Problem to solve → Reproduce all of the data that follows, character for character.

— START OF Supplied records —

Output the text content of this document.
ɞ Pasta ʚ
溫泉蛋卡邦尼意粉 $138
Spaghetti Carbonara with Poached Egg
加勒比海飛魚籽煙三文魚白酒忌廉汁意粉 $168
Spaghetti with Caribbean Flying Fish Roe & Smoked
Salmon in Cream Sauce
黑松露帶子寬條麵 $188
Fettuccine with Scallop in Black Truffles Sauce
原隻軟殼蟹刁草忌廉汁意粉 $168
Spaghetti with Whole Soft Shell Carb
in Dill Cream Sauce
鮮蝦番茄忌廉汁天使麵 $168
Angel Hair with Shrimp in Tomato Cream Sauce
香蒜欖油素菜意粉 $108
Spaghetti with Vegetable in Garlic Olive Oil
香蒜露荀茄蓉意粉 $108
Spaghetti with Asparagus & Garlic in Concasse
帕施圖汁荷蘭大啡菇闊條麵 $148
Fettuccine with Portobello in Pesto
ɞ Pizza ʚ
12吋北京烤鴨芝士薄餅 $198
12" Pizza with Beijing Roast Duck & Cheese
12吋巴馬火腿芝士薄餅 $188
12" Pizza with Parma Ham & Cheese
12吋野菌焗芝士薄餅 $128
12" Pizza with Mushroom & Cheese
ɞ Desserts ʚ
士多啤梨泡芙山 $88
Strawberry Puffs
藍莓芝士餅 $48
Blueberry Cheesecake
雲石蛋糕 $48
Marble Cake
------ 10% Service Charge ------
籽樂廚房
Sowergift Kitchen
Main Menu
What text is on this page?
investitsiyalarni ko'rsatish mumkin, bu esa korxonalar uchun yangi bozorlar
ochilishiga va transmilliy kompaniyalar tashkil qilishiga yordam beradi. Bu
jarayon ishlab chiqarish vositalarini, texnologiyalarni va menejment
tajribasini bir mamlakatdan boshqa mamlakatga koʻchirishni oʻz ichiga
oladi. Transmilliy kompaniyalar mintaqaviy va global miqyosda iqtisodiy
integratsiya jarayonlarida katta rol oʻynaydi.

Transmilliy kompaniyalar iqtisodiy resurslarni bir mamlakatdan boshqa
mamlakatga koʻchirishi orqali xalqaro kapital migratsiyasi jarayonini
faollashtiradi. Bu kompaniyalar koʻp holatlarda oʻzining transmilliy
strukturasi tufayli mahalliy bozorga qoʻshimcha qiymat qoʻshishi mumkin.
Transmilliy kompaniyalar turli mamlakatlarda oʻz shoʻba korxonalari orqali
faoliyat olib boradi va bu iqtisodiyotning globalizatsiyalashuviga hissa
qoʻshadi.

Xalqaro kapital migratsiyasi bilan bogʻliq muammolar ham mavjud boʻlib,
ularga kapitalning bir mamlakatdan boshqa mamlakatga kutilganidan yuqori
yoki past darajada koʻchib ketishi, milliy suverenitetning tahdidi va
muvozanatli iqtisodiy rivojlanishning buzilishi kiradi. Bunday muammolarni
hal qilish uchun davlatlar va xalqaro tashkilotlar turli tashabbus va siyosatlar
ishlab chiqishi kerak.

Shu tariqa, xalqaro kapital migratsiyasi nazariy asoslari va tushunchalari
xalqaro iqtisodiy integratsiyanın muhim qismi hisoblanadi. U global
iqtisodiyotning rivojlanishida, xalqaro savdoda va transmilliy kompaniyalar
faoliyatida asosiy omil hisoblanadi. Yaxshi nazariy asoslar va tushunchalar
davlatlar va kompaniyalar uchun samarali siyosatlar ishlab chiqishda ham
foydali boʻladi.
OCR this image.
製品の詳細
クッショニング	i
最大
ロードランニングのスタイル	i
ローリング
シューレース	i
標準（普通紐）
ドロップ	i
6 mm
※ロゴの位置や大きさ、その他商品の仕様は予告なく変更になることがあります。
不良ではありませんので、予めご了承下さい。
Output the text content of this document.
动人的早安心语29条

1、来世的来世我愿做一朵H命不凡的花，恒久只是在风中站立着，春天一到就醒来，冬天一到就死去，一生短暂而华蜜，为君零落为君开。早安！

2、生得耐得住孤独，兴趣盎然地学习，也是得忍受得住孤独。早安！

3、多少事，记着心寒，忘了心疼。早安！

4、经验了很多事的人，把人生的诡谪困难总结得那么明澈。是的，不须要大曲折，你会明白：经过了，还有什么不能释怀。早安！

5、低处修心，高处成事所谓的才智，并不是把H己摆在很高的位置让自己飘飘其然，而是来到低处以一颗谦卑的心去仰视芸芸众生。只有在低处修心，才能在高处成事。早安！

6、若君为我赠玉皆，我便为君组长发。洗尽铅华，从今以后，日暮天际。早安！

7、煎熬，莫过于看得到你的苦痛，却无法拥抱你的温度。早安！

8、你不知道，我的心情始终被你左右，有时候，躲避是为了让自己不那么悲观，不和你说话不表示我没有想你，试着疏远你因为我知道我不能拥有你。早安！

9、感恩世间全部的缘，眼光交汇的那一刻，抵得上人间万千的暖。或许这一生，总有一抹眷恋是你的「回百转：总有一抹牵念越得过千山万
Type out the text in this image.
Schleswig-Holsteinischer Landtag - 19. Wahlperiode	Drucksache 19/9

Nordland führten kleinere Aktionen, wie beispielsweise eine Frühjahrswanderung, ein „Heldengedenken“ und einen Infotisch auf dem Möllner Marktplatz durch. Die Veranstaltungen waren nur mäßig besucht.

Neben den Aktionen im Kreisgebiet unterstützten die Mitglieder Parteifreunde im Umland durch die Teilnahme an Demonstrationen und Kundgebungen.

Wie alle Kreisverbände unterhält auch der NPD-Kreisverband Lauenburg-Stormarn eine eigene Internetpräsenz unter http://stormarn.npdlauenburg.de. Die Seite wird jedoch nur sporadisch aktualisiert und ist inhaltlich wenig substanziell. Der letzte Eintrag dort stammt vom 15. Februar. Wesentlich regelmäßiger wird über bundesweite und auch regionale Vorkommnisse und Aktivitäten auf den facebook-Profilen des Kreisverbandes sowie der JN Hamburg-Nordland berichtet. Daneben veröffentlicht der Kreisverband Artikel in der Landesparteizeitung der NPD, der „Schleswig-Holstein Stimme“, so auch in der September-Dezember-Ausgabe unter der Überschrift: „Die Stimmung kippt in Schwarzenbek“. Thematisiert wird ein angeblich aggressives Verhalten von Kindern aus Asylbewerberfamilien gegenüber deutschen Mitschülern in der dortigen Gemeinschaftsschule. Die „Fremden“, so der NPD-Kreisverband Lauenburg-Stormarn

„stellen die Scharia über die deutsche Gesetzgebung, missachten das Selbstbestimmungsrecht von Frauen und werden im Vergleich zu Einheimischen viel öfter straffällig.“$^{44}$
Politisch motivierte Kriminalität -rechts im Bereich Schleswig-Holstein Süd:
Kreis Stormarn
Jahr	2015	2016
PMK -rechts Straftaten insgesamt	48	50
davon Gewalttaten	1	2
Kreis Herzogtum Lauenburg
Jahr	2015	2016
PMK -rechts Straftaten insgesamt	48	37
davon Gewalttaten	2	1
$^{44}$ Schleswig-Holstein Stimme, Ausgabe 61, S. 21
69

— END OF Supplied records —

Final result →
Output the text content of this document.
ɞ Pasta ʚ
溫泉蛋卡邦尼意粉 $138
Spaghetti Carbonara with Poached Egg
加勒比海飛魚籽煙三文魚白酒忌廉汁意粉 $168
Spaghetti with Caribbean Flying Fish Roe & Smoked
Salmon in Cream Sauce
黑松露帶子寬條麵 $188
Fettuccine with Scallop in Black Truffles Sauce
原隻軟殼蟹刁草忌廉汁意粉 $168
Spaghetti with Whole Soft Shell Carb
in Dill Cream Sauce
鮮蝦番茄忌廉汁天使麵 $168
Angel Hair with Shrimp in Tomato Cream Sauce
香蒜欖油素菜意粉 $108
Spaghetti with Vegetable in Garlic Olive Oil
香蒜露荀茄蓉意粉 $108
Spaghetti with Asparagus & Garlic in Concasse
帕施圖汁荷蘭大啡菇闊條麵 $148
Fettuccine with Portobello in Pesto
ɞ Pizza ʚ
12吋北京烤鴨芝士薄餅 $198
12" Pizza with Beijing Roast Duck & Cheese
12吋巴馬火腿芝士薄餅 $188
12" Pizza with Parma Ham & Cheese
12吋野菌焗芝士薄餅 $128
12" Pizza with Mushroom & Cheese
ɞ Desserts ʚ
士多啤梨泡芙山 $88
Strawberry Puffs
藍莓芝士餅 $48
Blueberry Cheesecake
雲石蛋糕 $48
Marble Cake
------ 10% Service Charge ------
籽樂廚房
Sowergift Kitchen
Main Menu
What text is on this page?
investitsiyalarni ko'rsatish mumkin, bu esa korxonalar uchun yangi bozorlar
ochilishiga va transmilliy kompaniyalar tashkil qilishiga yordam beradi. Bu
jarayon ishlab chiqarish vositalarini, texnologiyalarni va menejment
tajribasini bir mamlakatdan boshqa mamlakatga koʻchirishni oʻz ichiga
oladi. Transmilliy kompaniyalar mintaqaviy va global miqyosda iqtisodiy
integratsiya jarayonlarida katta rol oʻynaydi.

Transmilliy kompaniyalar iqtisodiy resurslarni bir mamlakatdan boshqa
mamlakatga koʻchirishi orqali xalqaro kapital migratsiyasi jarayonini
faollashtiradi. Bu kompaniyalar koʻp holatlarda oʻzining transmilliy
strukturasi tufayli mahalliy bozorga qoʻshimcha qiymat qoʻshishi mumkin.
Transmilliy kompaniyalar turli mamlakatlarda oʻz shoʻba korxonalari orqali
faoliyat olib boradi va bu iqtisodiyotning globalizatsiyalashuviga hissa
qoʻshadi.

Xalqaro kapital migratsiyasi bilan bogʻliq muammolar ham mavjud boʻlib,
ularga kapitalning bir mamlakatdan boshqa mamlakatga kutilganidan yuqori
yoki past darajada koʻchib ketishi, milliy suverenitetning tahdidi va
muvozanatli iqtisodiy rivojlanishning buzilishi kiradi. Bunday muammolarni
hal qilish uchun davlatlar va xalqaro tashkilotlar turli tashabbus va siyosatlar
ishlab chiqishi kerak.

Shu tariqa, xalqaro kapital migratsiyasi nazariy asoslari va tushunchalari
xalqaro iqtisodiy integratsiyanın muhim qismi hisoblanadi. U global
iqtisodiyotning rivojlanishida, xalqaro savdoda va transmilliy kompaniyalar
faoliyatida asosiy omil hisoblanadi. Yaxshi nazariy asoslar va tushunchalar
davlatlar va kompaniyalar uchun samarali siyosatlar ishlab chiqishda ham
foydali boʻladi.
OCR this image.
製品の詳細
クッショニング	i
最大
ロードランニングのスタイル	i
ローリング
シューレース	i
標準（普通紐）
ドロップ	i
6 mm
※ロゴの位置や大きさ、その他商品の仕様は予告なく変更になることがあります。
不良ではありませんので、予めご了承下さい。
Output the text content of this document.
动人的早安心语29条

1、来世的来世我愿做一朵H命不凡的花，恒久只是在风中站立着，春天一到就醒来，冬天一到就死去，一生短暂而华蜜，为君零落为君开。早安！

2、生得耐得住孤独，兴趣盎然地学习，也是得忍受得住孤独。早安！

3、多少事，记着心寒，忘了心疼。早安！

4、经验了很多事的人，把人生的诡谪困难总结得那么明澈。是的，不须要大曲折，你会明白：经过了，还有什么不能释怀。早安！

5、低处修心，高处成事所谓的才智，并不是把H己摆在很高的位置让自己飘飘其然，而是来到低处以一颗谦卑的心去仰视芸芸众生。只有在低处修心，才能在高处成事。早安！

6、若君为我赠玉皆，我便为君组长发。洗尽铅华，从今以后，日暮天际。早安！

7、煎熬，莫过于看得到你的苦痛，却无法拥抱你的温度。早安！

8、你不知道，我的心情始终被你左右，有时候，躲避是为了让自己不那么悲观，不和你说话不表示我没有想你，试着疏远你因为我知道我不能拥有你。早安！

9、感恩世间全部的缘，眼光交汇的那一刻，抵得上人间万千的暖。或许这一生，总有一抹眷恋是你的「回百转：总有一抹牵念越得过千山万
Type out the text in this image.
Schleswig-Holsteinischer Landtag - 19. Wahlperiode	Drucksache 19/9

Nordland führten kleinere Aktionen, wie beispielsweise eine Frühjahrswanderung, ein „Heldengedenken“ und einen Infotisch auf dem Möllner Marktplatz durch. Die Veranstaltungen waren nur mäßig besucht.

Neben den Aktionen im Kreisgebiet unterstützten die Mitglieder Parteifreunde im Umland durch die Teilnahme an Demonstrationen und Kundgebungen.

Wie alle Kreisverbände unterhält auch der NPD-Kreisverband Lauenburg-Stormarn eine eigene Internetpräsenz unter http://stormarn.npdlauenburg.de. Die Seite wird jedoch nur sporadisch aktualisiert und ist inhaltlich wenig substanziell. Der letzte Eintrag dort stammt vom 15. Februar. Wesentlich regelmäßiger wird über bundesweite und auch regionale Vorkommnisse und Aktivitäten auf den facebook-Profilen des Kreisverbandes sowie der JN Hamburg-Nordland berichtet. Daneben veröffentlicht der Kreisverband Artikel in der Landesparteizeitung der NPD, der „Schleswig-Holstein Stimme“, so auch in der September-Dezember-Ausgabe unter der Überschrift: „Die Stimmung kippt in Schwarzenbek“. Thematisiert wird ein angeblich aggressives Verhalten von Kindern aus Asylbewerberfamilien gegenüber deutschen Mitschülern in der dortigen Gemeinschaftsschule. Die „Fremden“, so der NPD-Kreisverband Lauenburg-Stormarn

„stellen die Scharia über die deutsche Gesetzgebung, missachten das Selbstbestimmungsrecht von Frauen und werden im Vergleich zu Einheimischen viel öfter straffällig.“$^{44}$
Politisch motivierte Kriminalität -rechts im Bereich Schleswig-Holstein Süd:
Kreis Stormarn
Jahr	2015	2016
PMK -rechts Straftaten insgesamt	48	50
davon Gewalttaten	1	2
Kreis Herzogtum Lauenburg
Jahr	2015	2016
PMK -rechts Straftaten insgesamt	48	37
davon Gewalttaten	2	1
$^{44}$ Schleswig-Holstein Stimme, Ausgabe 61, S. 21
69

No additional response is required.